What you will do:
In the copy, include every entry exactly but none of the pictures.

Raw records:
════

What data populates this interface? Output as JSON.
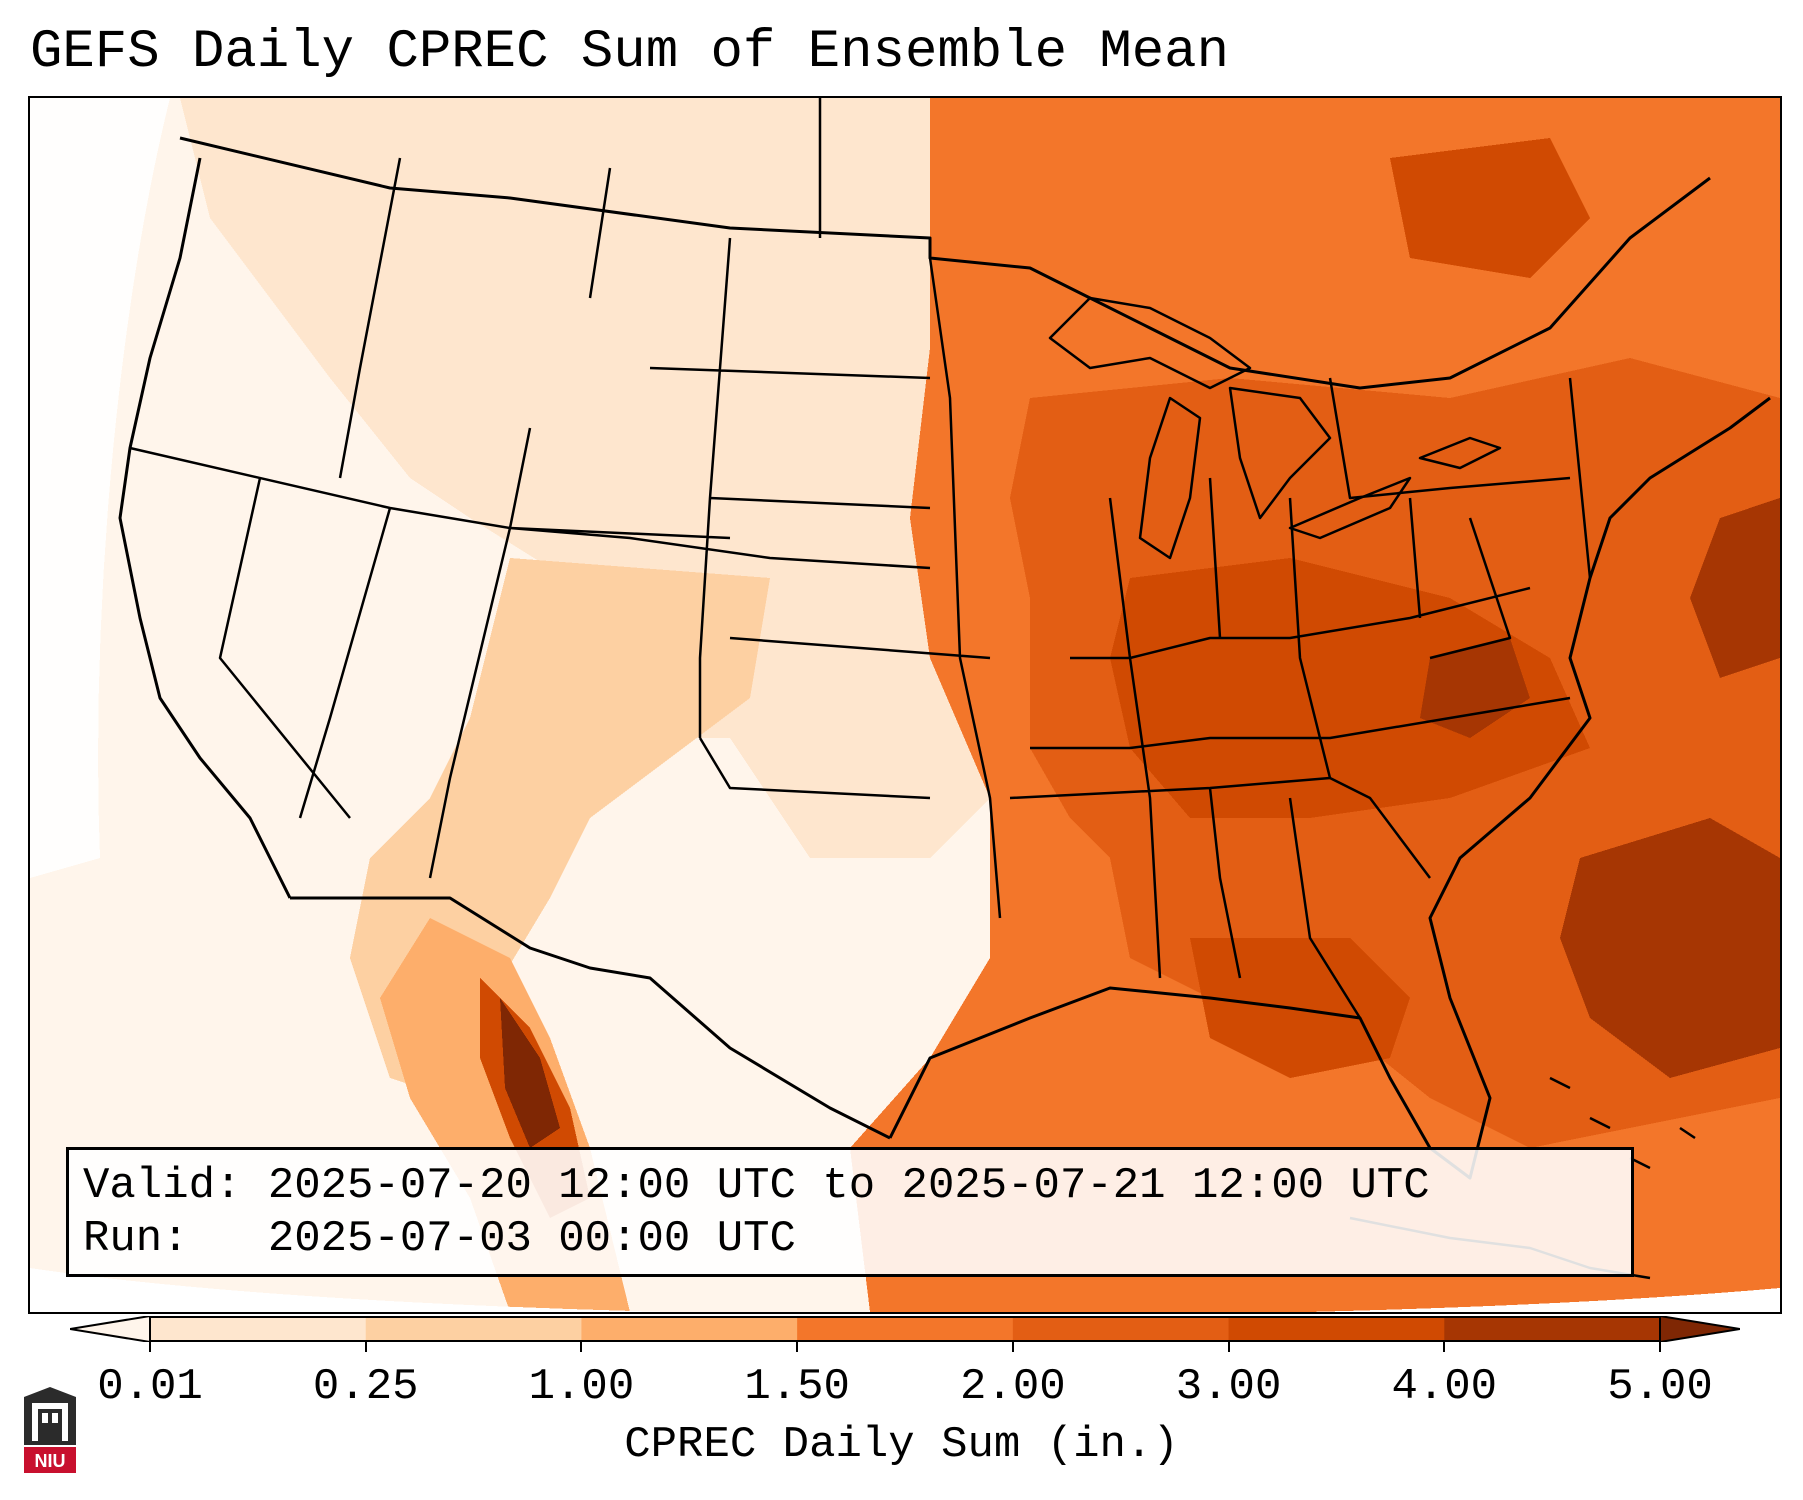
{
  "title": "GEFS Daily CPREC Sum of Ensemble Mean",
  "info": {
    "valid_line": "Valid: 2025-07-20 12:00 UTC to 2025-07-21 12:00 UTC",
    "run_line": "Run:   2025-07-03 00:00 UTC"
  },
  "colorbar": {
    "label": "CPREC Daily Sum (in.)",
    "ticks": [
      "0.01",
      "0.25",
      "1.00",
      "1.50",
      "2.00",
      "3.00",
      "4.00",
      "5.00"
    ],
    "colors": [
      "#fff5eb",
      "#fee6ce",
      "#fdd0a2",
      "#fdae6b",
      "#f3762a",
      "#e35e14",
      "#d04a02",
      "#a63603",
      "#7f2704"
    ],
    "extend": "both"
  },
  "logo": {
    "text": "NIU",
    "icon": "university-tower-logo"
  },
  "map": {
    "region": "CONUS",
    "fill_colors": {
      "none": "#fff5eb",
      "very_light": "#fee6ce",
      "light": "#fdd0a2",
      "medium": "#fdae6b",
      "orange": "#f3762a",
      "deep": "#e35e14",
      "dark": "#d04a02",
      "darkest": "#7f2704"
    }
  }
}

════

Task solution:
What data populates this interface? Output as JSON.
{
  "title": "GEFS Daily CPREC Sum of Ensemble Mean",
  "info": {
    "valid_line": "Valid: 2025-07-20 12:00 UTC to 2025-07-21 12:00 UTC",
    "run_line": "Run:   2025-07-03 00:00 UTC"
  },
  "colorbar": {
    "label": "CPREC Daily Sum (in.)",
    "ticks": [
      "0.01",
      "0.25",
      "1.00",
      "1.50",
      "2.00",
      "3.00",
      "4.00",
      "5.00"
    ],
    "colors": [
      "#fff5eb",
      "#fee6ce",
      "#fdd0a2",
      "#fdae6b",
      "#f3762a",
      "#e35e14",
      "#d04a02",
      "#a63603",
      "#7f2704"
    ],
    "extend": "both"
  },
  "logo": {
    "text": "NIU",
    "icon": "university-tower-logo"
  },
  "map": {
    "region": "CONUS",
    "fill_colors": {
      "none": "#fff5eb",
      "very_light": "#fee6ce",
      "light": "#fdd0a2",
      "medium": "#fdae6b",
      "orange": "#f3762a",
      "deep": "#e35e14",
      "dark": "#d04a02",
      "darkest": "#7f2704"
    }
  }
}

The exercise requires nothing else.